• Stated goal: Separate out the lines that hold "England".

Recorded data:
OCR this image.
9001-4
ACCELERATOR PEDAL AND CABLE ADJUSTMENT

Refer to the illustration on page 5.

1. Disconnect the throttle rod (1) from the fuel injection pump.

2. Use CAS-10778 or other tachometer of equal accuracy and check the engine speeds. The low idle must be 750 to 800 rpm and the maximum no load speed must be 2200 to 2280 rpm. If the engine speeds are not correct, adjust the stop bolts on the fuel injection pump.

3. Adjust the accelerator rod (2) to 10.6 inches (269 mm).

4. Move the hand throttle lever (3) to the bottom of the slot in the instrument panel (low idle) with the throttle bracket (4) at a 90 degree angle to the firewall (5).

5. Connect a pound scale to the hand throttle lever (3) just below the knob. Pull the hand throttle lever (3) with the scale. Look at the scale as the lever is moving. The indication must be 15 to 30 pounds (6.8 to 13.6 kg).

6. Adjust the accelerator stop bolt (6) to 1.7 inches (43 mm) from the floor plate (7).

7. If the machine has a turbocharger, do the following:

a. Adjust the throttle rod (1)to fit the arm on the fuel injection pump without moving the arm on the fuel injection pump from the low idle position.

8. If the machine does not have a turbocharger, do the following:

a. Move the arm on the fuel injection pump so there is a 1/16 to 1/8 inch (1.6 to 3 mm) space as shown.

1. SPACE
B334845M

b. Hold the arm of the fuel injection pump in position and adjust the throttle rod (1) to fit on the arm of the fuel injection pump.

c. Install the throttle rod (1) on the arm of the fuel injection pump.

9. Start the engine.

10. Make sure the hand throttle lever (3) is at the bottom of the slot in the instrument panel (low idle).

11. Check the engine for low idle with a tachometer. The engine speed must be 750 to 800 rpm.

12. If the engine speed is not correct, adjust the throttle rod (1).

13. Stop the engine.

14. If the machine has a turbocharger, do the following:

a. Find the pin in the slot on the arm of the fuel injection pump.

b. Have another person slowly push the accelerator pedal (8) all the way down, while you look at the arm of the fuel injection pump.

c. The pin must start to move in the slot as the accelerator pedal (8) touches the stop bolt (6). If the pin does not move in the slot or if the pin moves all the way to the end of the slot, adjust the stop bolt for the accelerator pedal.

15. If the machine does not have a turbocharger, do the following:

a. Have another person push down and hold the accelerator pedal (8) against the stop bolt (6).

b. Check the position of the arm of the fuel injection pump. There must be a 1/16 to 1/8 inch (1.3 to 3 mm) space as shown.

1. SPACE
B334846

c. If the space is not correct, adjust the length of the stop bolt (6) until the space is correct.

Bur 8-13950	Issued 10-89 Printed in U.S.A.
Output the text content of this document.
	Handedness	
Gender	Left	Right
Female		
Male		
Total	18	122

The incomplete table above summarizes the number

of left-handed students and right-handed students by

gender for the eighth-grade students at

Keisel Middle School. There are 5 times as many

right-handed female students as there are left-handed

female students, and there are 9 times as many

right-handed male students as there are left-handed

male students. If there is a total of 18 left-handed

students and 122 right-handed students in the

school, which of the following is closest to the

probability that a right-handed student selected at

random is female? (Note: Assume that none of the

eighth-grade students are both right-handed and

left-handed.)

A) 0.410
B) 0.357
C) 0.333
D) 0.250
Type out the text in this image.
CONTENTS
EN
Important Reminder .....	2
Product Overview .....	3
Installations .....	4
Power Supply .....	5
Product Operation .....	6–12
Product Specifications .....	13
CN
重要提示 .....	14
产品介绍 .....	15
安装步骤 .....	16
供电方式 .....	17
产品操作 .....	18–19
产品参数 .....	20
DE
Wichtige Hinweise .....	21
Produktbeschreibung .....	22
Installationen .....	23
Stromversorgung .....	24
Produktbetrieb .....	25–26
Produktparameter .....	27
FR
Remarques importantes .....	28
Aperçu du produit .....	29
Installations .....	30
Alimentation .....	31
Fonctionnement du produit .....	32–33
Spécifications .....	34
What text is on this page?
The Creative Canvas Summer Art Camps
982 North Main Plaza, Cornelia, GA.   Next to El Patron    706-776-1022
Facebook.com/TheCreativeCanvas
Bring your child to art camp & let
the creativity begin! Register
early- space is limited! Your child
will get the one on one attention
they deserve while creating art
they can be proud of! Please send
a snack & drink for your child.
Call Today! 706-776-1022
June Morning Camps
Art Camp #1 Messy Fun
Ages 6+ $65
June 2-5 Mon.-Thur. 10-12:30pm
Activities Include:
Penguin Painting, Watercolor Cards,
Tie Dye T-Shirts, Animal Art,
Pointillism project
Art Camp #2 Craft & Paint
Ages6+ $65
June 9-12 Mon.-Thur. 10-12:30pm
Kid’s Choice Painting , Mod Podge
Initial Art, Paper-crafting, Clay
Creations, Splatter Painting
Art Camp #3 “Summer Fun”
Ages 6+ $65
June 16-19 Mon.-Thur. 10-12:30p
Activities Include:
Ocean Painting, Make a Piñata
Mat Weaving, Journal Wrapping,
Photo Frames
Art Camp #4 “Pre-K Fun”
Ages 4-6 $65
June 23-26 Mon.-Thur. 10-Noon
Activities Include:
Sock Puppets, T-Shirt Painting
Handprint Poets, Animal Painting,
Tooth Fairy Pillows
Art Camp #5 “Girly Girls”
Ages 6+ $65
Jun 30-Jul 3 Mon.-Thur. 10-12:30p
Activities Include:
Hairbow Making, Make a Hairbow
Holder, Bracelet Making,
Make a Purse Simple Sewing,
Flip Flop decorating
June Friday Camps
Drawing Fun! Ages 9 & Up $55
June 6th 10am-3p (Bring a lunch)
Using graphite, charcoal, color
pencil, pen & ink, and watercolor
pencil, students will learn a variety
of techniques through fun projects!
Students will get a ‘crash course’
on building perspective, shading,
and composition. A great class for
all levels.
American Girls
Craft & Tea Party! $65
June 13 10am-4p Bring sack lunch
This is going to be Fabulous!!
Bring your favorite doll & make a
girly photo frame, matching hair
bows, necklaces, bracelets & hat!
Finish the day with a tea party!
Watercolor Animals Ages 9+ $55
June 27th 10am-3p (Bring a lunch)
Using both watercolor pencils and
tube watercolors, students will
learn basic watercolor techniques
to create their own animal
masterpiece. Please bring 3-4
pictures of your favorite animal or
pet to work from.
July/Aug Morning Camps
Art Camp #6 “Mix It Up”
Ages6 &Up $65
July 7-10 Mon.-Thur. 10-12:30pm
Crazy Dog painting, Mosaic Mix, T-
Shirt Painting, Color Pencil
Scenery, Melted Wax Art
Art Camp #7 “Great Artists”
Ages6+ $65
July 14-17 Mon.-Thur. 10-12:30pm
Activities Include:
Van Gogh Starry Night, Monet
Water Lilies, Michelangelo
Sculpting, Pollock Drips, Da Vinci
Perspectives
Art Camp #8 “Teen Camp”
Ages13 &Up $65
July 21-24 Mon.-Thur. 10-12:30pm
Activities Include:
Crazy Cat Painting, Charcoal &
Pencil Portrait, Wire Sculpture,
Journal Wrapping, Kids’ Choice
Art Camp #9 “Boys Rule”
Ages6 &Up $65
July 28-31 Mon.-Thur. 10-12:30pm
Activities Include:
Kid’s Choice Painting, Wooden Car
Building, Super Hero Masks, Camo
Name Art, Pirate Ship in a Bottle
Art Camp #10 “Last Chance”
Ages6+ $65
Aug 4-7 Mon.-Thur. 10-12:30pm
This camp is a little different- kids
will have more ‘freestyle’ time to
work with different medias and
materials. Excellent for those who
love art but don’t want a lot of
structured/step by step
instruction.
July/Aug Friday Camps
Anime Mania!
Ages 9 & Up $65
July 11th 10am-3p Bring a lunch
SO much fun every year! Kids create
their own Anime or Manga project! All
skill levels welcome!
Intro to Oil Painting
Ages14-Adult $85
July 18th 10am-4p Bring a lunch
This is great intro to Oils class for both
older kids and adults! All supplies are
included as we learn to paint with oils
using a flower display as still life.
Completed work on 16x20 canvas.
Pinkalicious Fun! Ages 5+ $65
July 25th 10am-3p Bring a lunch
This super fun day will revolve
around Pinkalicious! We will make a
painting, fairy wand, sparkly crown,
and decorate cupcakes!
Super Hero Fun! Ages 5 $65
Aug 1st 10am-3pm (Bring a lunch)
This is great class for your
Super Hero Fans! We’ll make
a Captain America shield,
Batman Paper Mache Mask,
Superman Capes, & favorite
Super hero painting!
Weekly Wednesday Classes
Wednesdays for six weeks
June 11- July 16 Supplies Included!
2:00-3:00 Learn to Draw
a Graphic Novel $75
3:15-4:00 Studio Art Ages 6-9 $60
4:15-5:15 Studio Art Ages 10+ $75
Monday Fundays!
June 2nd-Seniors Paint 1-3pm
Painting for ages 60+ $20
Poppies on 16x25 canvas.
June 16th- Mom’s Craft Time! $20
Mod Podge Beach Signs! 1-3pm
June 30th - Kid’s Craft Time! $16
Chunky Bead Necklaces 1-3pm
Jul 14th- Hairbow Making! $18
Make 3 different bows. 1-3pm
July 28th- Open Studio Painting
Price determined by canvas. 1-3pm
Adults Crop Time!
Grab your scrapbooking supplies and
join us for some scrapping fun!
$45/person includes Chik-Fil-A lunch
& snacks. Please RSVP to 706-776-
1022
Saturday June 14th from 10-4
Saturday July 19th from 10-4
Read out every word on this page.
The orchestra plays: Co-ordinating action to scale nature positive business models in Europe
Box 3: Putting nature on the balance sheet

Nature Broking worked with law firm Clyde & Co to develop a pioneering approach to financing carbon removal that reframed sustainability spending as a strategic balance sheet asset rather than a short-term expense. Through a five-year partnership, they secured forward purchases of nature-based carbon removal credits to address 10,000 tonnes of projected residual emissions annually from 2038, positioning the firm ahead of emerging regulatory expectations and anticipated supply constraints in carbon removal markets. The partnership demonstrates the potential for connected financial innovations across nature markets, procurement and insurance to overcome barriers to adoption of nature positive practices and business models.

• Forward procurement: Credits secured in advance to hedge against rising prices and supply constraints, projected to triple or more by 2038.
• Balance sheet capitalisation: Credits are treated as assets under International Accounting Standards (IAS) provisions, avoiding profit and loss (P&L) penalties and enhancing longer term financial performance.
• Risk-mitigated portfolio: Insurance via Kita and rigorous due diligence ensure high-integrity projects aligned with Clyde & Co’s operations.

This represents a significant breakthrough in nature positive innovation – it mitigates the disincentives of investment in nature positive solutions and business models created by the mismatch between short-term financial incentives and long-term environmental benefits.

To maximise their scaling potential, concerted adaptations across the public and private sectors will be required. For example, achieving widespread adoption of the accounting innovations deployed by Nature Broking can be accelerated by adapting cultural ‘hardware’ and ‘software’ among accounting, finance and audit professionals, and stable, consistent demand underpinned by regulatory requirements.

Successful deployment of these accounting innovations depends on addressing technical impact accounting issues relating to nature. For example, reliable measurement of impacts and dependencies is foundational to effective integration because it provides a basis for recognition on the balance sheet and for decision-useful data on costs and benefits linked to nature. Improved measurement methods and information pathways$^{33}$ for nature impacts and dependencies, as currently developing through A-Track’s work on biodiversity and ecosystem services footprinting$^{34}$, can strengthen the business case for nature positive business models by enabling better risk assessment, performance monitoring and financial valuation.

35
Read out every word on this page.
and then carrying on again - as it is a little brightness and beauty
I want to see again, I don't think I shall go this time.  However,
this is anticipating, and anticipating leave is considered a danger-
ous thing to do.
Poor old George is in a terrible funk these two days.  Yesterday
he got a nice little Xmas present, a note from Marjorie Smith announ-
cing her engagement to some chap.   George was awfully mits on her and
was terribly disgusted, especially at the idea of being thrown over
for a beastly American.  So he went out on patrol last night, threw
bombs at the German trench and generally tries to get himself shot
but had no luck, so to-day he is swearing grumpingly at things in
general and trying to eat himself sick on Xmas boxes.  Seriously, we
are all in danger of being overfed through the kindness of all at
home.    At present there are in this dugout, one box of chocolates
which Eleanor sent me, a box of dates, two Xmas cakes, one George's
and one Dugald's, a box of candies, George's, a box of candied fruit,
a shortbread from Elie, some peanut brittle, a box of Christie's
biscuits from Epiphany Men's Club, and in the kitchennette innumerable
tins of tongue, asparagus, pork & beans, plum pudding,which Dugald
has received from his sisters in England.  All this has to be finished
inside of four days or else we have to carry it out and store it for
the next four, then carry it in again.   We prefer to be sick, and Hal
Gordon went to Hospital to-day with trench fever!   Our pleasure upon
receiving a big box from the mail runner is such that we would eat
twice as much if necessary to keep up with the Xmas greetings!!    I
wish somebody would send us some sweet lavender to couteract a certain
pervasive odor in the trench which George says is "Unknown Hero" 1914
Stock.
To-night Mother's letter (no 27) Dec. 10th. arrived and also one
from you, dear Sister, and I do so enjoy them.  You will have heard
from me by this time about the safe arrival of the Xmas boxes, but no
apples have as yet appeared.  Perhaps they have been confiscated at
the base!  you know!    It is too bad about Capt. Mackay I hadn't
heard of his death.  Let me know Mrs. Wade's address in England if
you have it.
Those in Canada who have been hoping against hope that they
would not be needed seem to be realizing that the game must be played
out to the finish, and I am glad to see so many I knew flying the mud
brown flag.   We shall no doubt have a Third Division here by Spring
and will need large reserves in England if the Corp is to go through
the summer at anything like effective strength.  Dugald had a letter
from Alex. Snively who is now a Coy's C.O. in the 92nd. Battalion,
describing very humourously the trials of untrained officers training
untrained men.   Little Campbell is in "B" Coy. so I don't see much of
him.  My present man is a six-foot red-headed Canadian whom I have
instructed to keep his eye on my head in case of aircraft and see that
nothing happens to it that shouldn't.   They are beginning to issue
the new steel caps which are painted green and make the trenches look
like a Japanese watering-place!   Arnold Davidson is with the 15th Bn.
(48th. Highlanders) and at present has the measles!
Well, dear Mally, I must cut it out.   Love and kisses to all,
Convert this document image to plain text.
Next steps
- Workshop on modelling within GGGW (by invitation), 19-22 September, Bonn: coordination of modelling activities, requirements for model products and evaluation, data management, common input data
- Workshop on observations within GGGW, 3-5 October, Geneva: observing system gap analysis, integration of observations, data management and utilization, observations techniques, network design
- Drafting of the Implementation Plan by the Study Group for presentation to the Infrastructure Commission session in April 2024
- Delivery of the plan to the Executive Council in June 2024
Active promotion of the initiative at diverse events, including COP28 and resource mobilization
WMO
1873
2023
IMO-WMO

• Result below:
has received from his sisters in England.  All this has to be finished
heard of his death.  Let me know Mrs. Wade's address in England if
and will need large reserves in England if the Corp is to go through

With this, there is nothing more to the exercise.